▸ **Challenge**
Copy out the records precisely, omitting pictures.

▸ **Given information**

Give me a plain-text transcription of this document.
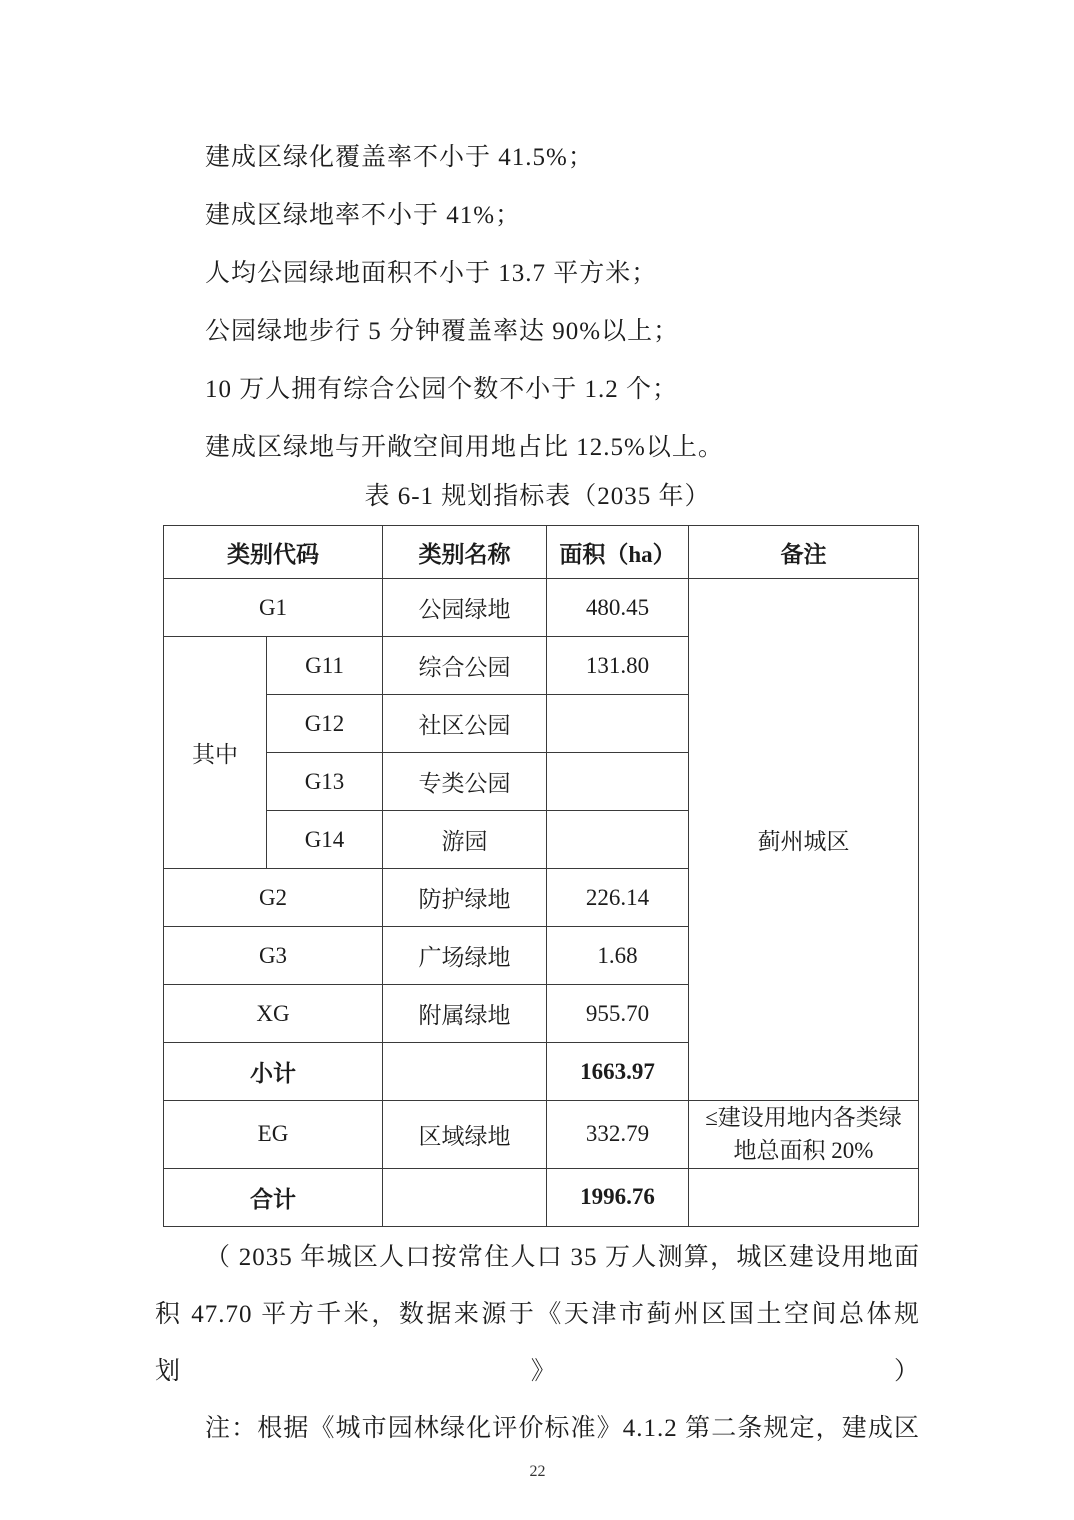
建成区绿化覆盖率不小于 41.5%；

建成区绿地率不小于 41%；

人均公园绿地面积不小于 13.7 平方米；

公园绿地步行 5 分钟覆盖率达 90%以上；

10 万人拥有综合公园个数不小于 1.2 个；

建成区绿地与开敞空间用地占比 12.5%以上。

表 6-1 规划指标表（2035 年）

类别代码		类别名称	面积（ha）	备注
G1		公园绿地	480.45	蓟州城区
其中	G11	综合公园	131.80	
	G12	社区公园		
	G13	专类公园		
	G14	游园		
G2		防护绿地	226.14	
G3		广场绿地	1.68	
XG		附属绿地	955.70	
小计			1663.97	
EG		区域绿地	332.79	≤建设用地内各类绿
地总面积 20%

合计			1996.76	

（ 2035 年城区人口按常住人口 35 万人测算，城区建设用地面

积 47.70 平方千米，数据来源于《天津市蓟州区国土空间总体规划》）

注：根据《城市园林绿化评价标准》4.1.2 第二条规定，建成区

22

▸ **Result**
Give me a plain-text transcription of this document.
建成区绿化覆盖率不小于 41.5%；

建成区绿地率不小于 41%；

人均公园绿地面积不小于 13.7 平方米；

公园绿地步行 5 分钟覆盖率达 90%以上；

10 万人拥有综合公园个数不小于 1.2 个；

建成区绿地与开敞空间用地占比 12.5%以上。

表 6-1 规划指标表（2035 年）

类别代码		类别名称	面积（ha）	备注
G1		公园绿地	480.45	蓟州城区
其中	G11	综合公园	131.80	
	G12	社区公园		
	G13	专类公园		
	G14	游园		
G2		防护绿地	226.14	
G3		广场绿地	1.68	
XG		附属绿地	955.70	
小计			1663.97	
EG		区域绿地	332.79	≤建设用地内各类绿
地总面积 20%

合计			1996.76	

（ 2035 年城区人口按常住人口 35 万人测算，城区建设用地面

积 47.70 平方千米，数据来源于《天津市蓟州区国土空间总体规划》）

注：根据《城市园林绿化评价标准》4.1.2 第二条规定，建成区

22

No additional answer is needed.